Data in this exercise:
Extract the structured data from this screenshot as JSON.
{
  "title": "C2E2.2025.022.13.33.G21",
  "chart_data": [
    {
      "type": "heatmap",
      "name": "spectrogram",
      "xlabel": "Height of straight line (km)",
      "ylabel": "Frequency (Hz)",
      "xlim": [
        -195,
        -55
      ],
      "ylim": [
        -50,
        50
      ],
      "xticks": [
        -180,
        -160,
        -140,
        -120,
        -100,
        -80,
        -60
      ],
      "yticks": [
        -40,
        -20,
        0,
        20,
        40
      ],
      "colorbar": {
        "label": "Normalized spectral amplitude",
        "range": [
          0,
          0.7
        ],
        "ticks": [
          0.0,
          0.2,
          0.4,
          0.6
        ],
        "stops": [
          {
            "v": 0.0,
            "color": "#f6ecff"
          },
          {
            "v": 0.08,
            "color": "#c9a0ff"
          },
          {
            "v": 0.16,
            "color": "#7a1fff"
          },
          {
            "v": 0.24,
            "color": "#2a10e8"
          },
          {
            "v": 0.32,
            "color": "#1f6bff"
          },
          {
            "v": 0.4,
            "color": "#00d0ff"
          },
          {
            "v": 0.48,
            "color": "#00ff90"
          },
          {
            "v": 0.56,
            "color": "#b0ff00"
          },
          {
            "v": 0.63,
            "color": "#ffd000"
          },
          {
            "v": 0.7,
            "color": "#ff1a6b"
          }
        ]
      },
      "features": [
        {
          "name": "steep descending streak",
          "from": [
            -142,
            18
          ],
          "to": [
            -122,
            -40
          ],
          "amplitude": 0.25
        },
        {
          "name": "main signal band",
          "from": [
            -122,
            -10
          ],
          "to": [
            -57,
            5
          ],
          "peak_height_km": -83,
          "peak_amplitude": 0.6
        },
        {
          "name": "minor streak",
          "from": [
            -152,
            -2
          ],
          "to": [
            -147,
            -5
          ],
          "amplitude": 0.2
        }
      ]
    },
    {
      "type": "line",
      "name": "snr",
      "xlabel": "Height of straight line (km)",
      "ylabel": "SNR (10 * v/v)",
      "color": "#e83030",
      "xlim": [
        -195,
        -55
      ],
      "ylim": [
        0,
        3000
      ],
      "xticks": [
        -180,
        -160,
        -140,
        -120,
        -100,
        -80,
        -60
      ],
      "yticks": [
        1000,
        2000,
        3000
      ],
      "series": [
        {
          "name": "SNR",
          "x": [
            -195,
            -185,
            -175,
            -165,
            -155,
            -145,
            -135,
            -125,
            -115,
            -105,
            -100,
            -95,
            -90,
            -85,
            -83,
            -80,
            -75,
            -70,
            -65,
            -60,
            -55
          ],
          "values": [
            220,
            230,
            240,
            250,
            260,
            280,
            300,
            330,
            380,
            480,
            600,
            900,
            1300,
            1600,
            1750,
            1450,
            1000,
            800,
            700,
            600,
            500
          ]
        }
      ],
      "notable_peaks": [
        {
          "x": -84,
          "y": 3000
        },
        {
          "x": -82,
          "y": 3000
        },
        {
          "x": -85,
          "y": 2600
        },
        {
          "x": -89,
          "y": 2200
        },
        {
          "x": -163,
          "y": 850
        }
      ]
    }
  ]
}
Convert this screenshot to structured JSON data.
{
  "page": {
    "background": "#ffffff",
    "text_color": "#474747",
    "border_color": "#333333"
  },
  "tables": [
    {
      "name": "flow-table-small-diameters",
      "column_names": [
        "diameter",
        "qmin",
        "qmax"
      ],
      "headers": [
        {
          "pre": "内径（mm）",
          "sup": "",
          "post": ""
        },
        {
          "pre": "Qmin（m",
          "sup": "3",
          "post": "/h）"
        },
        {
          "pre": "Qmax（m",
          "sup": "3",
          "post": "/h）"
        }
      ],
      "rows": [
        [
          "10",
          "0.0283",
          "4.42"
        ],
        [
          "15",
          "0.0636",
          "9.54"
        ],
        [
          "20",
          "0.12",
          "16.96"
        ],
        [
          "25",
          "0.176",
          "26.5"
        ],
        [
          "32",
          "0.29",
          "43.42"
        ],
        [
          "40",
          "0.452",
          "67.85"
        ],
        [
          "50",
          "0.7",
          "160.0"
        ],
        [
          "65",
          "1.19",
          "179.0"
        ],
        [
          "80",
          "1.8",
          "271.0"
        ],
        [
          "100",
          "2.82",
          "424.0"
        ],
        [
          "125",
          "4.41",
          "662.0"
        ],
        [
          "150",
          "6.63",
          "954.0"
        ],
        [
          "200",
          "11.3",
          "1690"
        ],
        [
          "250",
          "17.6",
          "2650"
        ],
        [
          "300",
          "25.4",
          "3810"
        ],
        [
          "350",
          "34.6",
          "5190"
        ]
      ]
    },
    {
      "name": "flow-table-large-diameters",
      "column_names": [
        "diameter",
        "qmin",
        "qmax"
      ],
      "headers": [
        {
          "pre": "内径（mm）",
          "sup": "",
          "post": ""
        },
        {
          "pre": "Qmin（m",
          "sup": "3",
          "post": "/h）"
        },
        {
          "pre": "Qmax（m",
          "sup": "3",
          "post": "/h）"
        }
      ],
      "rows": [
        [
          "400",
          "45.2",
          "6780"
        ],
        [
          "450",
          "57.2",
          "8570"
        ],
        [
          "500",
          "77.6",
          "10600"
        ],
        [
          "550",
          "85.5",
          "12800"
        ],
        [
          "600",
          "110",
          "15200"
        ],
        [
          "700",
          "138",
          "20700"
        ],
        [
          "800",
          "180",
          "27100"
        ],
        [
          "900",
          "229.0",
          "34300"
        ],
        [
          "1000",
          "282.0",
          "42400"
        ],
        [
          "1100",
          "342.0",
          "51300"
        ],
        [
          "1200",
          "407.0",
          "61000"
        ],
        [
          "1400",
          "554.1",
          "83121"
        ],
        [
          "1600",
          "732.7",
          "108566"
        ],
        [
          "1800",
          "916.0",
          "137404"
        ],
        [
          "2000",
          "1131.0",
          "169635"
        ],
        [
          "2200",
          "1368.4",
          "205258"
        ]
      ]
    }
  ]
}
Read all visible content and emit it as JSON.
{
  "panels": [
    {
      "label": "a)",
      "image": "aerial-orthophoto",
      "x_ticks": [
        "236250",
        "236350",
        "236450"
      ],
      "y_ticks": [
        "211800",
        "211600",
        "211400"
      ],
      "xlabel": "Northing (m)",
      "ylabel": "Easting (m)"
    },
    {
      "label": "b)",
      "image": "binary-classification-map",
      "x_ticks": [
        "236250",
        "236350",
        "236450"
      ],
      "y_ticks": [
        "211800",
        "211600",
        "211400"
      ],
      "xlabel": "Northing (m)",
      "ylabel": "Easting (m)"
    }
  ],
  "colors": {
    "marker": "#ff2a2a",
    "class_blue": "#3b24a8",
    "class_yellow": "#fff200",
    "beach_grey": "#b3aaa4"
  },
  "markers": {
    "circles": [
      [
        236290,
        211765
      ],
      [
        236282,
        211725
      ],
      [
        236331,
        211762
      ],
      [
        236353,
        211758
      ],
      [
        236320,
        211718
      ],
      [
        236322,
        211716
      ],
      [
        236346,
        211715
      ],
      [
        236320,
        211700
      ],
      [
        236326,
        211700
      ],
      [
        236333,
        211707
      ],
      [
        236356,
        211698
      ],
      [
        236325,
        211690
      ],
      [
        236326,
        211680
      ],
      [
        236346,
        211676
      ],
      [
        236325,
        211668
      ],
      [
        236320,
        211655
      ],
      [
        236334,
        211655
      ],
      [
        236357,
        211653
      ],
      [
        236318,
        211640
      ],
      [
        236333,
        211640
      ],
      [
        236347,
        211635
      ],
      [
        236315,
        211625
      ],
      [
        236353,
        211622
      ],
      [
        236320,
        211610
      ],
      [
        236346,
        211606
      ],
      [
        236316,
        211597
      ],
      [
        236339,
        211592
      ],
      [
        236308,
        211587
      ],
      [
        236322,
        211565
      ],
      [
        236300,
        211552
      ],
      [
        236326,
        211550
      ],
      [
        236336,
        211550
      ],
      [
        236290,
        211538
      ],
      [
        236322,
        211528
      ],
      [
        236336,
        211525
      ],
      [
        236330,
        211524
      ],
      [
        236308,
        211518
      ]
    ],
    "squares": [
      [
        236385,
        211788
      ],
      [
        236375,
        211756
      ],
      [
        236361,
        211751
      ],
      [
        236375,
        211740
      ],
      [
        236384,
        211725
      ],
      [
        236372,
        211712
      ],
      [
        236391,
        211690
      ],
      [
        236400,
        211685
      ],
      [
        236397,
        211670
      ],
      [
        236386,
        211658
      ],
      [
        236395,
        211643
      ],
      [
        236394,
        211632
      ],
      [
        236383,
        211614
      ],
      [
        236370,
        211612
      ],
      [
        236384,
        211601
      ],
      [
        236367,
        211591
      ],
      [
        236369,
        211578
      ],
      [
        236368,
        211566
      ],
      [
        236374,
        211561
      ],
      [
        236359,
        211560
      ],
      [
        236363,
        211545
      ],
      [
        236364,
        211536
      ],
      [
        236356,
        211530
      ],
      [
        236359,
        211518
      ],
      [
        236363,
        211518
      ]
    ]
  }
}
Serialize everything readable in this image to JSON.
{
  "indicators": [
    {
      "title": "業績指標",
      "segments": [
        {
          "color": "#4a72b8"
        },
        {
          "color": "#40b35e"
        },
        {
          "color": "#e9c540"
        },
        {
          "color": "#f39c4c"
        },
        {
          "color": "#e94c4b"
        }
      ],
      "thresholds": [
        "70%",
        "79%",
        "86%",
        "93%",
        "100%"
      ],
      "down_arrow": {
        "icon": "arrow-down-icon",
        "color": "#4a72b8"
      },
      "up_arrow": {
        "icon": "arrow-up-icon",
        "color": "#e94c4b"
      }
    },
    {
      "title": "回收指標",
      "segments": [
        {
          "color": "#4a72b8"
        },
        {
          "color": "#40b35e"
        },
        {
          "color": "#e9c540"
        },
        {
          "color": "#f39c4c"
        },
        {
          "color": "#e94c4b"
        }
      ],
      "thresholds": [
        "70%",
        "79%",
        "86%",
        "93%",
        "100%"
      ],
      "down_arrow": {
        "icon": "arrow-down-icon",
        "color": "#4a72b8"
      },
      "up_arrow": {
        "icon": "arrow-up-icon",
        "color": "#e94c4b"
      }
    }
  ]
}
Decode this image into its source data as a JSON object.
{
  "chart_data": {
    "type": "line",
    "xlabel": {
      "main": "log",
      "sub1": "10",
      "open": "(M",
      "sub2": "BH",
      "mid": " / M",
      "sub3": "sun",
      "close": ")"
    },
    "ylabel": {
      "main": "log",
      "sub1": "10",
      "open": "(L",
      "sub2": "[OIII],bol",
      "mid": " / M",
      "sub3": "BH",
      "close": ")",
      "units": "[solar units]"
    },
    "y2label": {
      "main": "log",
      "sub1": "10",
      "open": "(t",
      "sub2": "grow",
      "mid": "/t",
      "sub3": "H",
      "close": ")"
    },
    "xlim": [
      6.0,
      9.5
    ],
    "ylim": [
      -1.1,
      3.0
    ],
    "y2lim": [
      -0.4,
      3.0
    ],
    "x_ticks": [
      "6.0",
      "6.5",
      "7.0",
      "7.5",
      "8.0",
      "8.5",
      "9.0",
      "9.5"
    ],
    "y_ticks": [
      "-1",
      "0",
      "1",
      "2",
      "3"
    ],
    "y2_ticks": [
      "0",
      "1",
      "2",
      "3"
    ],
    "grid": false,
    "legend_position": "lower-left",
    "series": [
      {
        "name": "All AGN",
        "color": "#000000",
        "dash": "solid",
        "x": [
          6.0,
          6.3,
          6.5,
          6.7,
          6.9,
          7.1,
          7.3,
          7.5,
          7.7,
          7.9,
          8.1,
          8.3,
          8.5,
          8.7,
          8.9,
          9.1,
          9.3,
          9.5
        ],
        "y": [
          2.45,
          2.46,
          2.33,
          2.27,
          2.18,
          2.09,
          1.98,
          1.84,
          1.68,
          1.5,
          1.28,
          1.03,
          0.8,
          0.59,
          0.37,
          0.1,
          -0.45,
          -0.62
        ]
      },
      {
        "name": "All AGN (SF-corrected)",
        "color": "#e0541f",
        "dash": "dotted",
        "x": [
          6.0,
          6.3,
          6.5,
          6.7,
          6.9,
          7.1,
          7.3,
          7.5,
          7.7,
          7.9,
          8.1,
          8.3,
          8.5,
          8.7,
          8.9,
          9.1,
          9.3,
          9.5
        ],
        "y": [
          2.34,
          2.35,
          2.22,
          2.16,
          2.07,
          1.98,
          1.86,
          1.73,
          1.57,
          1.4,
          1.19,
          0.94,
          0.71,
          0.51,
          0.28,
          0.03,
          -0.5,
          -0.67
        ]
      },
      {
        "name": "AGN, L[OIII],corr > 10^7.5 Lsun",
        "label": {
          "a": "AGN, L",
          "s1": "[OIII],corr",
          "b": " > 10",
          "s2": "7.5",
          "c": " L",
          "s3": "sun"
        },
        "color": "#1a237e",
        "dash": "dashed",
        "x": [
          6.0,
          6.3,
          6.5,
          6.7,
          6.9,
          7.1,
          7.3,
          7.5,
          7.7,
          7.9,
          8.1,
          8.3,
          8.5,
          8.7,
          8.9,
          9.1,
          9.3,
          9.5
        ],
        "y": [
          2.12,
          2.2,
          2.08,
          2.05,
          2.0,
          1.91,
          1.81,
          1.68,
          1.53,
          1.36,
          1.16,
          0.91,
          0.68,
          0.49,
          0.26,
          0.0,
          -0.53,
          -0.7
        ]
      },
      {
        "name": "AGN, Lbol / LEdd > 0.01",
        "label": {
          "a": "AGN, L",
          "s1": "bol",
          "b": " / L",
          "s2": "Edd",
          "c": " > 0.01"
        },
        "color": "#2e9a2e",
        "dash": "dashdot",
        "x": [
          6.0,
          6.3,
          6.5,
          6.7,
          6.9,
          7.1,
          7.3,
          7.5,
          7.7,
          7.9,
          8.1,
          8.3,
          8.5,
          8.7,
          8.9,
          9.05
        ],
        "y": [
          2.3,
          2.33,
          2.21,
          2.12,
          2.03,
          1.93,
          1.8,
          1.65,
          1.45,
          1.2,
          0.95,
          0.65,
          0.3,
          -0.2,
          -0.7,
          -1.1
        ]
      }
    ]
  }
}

Work instructions: Pull out each line holding the string "flow".

Result of the task:
      "name": "flow-table-small-diameters",
      "name": "flow-table-large-diameters",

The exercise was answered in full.